* Consignes:
a - Selon le texte sur la mise en marché collective, quel organisme encadre ce modèle au Québec ?
b - Reprenez la rédaction du texte sur la mise en marché collective en enchaînant directement sur sa dernière phrase.

* Texte fourni:
Le concept, ses origines et ses objectifs
La mise en marché collective est un mode de commercialisation collectif des produits agricoles, institué par une loi (Loi sur la mise en marché des produits agricoles, alimentaires et de la pêche, M-35.1), dans lequel des offices de producteurs commercialisent les produits au nom des producteurs d’un secteur de production donné selon des règles précises dictées par des plans conjoints. Ce modèle devient obligatoire pour tous les producteurs d’un même produit et d’une même région lorsqu’au moins la moitié de ces derniers votent en sa faveur dans une proportion des deux tiers. Les acheteurs des produits agricoles visés par la mise en marché collective ont aussi l’obligation de passer par les offices de producteurs pour négocier les conditions d'achat des produits qu’ils désirent se procurer. Ce modèle est encadré par un organisme régulateur. Au Québec, c’est la Régie des marchés agricoles et alimentaires du Québec (RMAAQ) qui joue ce rôle.
Le concept de mise en marché collective qui vient d’être décrit n’est pas l’apanage du Québec. Il est apparu au début du XXe siècle dans de nombreux pays en réponse aux problèmes de passager clandestin des coopératives et à leur incapacité à faire face efficacement aux périodes de bas prix agricoles, d’où le concept d’action collective obligatoire. La première vague de création d’offices de commercialisation est survenue lors de la période de surproduction agricole de l'entre-deux-guerres au début des années 1920. D’abord introduite en Nouvelle-Zélande en 1921, la formule d’office de commercialisation s’est rapidement répandue aux pays du Commonwealth comme l’Australie (1926), l’Angleterre (1931), le Canada (1927-1934) et l’Afrique du Sud (1968). Le Québec a été l’une des dernières provinces canadiennes à adopter la loi permettant l’établissement de plans conjoints et d’une mise en marché collective obligatoire en 1956 à la suite des conclusions du rapport Héon [1].

* Matériel fourni:
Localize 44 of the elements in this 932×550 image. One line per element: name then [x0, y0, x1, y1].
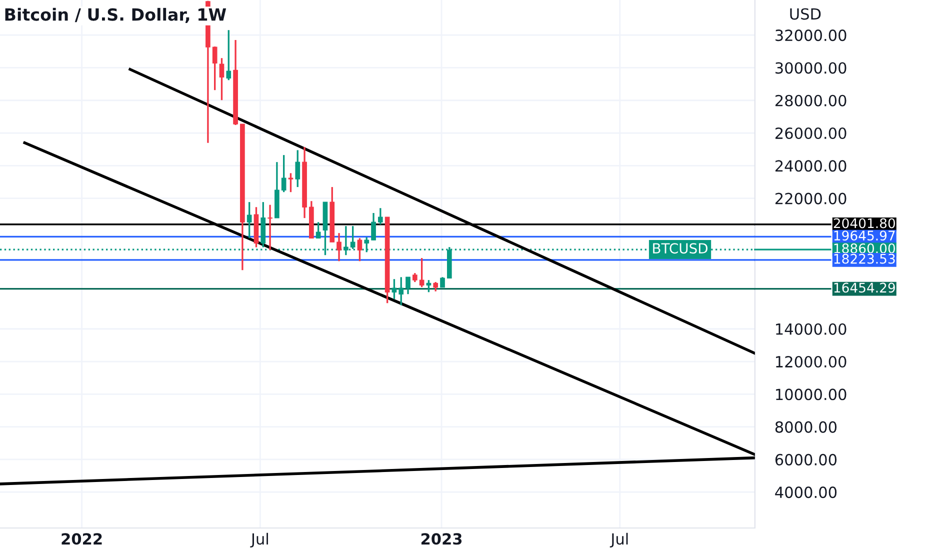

* Réponses:
a - C'est la Régie des marchés agricoles et alimentaires du Québec (RMAAQ).

b -
On distingue généralement trois principaux objectifs de la mise en marché collective. Le premier objectif est de modifier le rapport de force entre producteurs et acheteurs afin d’améliorer le pouvoir de négociation des producteurs dans leurs rapports avec les premiers acheteurs de produits agricoles bruts. Le but recherché est d’agir sur le niveau ou la volatilité des prix de marché des produits. Le deuxième objectif est de viser l’intérêt collectif. La mise en marché collective vise la parité entre producteurs agricoles mais aussi entre producteurs de différentes régions. Pour ce faire, elle utilise souvent des procédures de mise en commun de la vente des produits. Le coût du transport peut aussi être mis en commun pour ne pas défavoriser les producteurs situés loin des unités de transformation. Le troisième objectif est de favoriser une mise en marché efficace et ordonnée. Cet objectif est entre autres atteint par l’adoption de règles de commercialisation communes, le développement de standards de qualité et l’arrimage de l’offre à la demande pour stabiliser les prix notamment en procédant à la gestion des surplus. On peut aussi penser à l’utilisation de fonds collectifs pour la publicité générique et les activités de recherche et de développement.
Pour atteindre ses objectifs, la mise en marché collective a accès à ce que l’on pourrait appeler une boîte à outils. Chaque office de producteur choisit les «outils» ou pouvoirs qu’il veut utiliser dans la commercialisation des produits. La formule est assez flexible, les offices peuvent modifier leur capacité à intervenir dans la commercialisation en ajoutant ou en enlevant des outils. Tout dépendant des outils utilisés, un office aura un niveau d’intervention différent dans la mise en marché. On peut ainsi distinguer quatre types d’offices ou de modèles, selon les pouvoirs qu’ils utilisent: les offices promotionnels, les offices de négociation, les agences de vente et les offices avec contingentement. Les offices promotionnels se focalisent sur les activités de promotion, d’éducation, d’information sur les marchés et de recherche. Ces offices ont pour objectif d’augmenter la demande en produits et informer les producteurs sur les conditions de marché. Les offices de négociation négocient les prix et les conditions de vente pour l’ensemble des producteurs avec les acheteurs. Ces offices ont pour objectif d’augmenter le pouvoir de négociation des producteurs et d'uniformiser les conditions de vente des produits. Les agences de vente centralisée rassemblent l’offre totale, font la péréquation des prix et fixent ou négocient les prix au nom des producteurs. Le but de l’agence de vente est d’augmenter le pouvoir de négociation des producteurs, d’améliorer les conditions de vente des produits et de rationaliser les coûts de commercialisation. Enfin, les offices avec contingentement détiennent des pouvoirs substantiels qui permettent de contrôler ou de limiter le volume de production commercialisé pour chaque producteur individuel en le contraignant à détenir un quota de production. L’objectif de ces offices est d’augmenter et de stabiliser le prix payé au producteur. Au Canada, seuls les secteurs laitiers, des œufs et de la volaille sont soumis à la gestion de l’offre, alors qu'au Québec s'ajoute la production acéricole.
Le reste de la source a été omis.